-------- The records

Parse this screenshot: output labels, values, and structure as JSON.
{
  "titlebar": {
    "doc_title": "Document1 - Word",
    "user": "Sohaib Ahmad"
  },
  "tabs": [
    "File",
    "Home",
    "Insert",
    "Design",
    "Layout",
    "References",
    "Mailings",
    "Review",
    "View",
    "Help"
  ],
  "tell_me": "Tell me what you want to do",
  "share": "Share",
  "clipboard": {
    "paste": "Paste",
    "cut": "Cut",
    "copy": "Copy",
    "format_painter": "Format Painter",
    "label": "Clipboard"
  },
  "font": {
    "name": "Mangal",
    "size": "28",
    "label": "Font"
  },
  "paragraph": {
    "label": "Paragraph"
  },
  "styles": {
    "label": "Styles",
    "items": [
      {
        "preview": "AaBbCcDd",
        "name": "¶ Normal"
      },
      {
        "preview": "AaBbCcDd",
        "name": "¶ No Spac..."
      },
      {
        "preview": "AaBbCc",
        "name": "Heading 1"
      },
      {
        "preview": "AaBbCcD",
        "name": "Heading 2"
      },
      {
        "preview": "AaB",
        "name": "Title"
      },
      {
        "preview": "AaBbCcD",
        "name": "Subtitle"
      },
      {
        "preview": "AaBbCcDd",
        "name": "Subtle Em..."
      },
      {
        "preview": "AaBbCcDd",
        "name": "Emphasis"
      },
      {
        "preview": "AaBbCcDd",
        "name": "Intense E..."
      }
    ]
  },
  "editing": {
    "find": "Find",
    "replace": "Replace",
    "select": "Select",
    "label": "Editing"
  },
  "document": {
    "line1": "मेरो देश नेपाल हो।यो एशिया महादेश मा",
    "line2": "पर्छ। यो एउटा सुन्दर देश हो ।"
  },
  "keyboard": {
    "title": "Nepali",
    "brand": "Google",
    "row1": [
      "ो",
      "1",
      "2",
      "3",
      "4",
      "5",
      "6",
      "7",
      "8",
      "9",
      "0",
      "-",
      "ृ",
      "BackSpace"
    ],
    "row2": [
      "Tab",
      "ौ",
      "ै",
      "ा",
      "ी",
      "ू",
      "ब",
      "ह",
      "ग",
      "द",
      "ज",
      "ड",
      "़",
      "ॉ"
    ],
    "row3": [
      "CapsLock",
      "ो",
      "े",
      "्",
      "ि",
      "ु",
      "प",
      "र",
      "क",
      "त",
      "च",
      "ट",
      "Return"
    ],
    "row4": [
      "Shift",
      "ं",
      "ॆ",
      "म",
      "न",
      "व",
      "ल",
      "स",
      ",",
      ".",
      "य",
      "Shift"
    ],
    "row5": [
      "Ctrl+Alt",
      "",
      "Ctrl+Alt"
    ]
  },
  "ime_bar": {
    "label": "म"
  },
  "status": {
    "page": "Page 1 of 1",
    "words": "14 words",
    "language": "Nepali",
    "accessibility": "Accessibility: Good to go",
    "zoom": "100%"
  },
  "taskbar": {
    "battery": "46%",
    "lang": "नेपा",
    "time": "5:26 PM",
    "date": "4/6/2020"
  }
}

----------------

To do:
Copy each line above that contains the string "name".

Solution to the problem:
    "name": "Mangal",
        "name": "¶ Normal"
        "name": "¶ No Spac..."
        "name": "Heading 1"
        "name": "Heading 2"
        "name": "Title"
        "name": "Subtitle"
        "name": "Subtle Em..."
        "name": "Emphasis"
        "name": "Intense E..."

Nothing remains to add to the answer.